__Problem requirements__.
Your task is to transcribe the entries below exactly, beginning with the line containing "Parse this screenshot: output" and ending with the final line, and to add nothing else.

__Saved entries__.
··········

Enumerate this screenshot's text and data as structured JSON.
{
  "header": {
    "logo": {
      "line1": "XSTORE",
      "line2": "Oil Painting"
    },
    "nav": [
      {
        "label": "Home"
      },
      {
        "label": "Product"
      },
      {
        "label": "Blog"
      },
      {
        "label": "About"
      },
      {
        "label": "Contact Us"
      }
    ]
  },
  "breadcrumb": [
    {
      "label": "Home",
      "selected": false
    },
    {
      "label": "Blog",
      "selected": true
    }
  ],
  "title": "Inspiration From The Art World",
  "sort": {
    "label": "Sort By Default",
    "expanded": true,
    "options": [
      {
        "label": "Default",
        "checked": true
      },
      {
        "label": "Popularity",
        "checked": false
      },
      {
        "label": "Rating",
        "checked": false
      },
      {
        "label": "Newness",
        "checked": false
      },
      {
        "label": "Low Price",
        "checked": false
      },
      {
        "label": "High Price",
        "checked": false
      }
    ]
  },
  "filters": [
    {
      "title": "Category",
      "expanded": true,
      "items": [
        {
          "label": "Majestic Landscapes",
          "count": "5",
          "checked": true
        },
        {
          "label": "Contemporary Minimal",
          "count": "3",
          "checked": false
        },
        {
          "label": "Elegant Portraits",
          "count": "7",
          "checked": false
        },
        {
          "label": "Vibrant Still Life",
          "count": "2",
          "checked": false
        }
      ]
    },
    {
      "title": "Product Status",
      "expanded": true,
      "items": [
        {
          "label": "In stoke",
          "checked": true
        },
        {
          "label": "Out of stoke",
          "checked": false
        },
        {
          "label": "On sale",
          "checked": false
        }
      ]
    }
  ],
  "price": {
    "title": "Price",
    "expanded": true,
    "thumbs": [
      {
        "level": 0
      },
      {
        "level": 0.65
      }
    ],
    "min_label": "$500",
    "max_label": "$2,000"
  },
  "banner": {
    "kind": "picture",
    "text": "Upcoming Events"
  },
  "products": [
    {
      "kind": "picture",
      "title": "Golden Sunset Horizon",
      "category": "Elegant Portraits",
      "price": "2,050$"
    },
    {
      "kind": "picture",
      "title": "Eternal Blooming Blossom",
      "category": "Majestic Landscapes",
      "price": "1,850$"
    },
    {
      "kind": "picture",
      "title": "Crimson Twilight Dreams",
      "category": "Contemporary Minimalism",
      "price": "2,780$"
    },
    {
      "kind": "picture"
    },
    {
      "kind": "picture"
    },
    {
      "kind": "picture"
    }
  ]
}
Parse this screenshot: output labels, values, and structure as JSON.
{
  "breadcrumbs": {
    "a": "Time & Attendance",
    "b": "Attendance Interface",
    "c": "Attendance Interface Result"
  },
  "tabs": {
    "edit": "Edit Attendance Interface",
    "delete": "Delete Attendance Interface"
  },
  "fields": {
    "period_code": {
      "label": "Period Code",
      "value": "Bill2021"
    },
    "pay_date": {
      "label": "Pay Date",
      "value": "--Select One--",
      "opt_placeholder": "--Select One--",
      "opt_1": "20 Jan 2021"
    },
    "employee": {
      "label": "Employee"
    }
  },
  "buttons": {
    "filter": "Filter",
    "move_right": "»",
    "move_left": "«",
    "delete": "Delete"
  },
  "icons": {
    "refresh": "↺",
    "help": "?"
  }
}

··········

__Exercise solution__.
Parse this screenshot: output labels, values, and structure as JSON.
{
  "breadcrumbs": {
    "a": "Time & Attendance",
    "b": "Attendance Interface",
    "c": "Attendance Interface Result"
  },
  "tabs": {
    "edit": "Edit Attendance Interface",
    "delete": "Delete Attendance Interface"
  },
  "fields": {
    "period_code": {
      "label": "Period Code",
      "value": "Bill2021"
    },
    "pay_date": {
      "label": "Pay Date",
      "value": "--Select One--",
      "opt_placeholder": "--Select One--",
      "opt_1": "20 Jan 2021"
    },
    "employee": {
      "label": "Employee"
    }
  },
  "buttons": {
    "filter": "Filter",
    "move_right": "»",
    "move_left": "«",
    "delete": "Delete"
  },
  "icons": {
    "refresh": "↺",
    "help": "?"
  }
}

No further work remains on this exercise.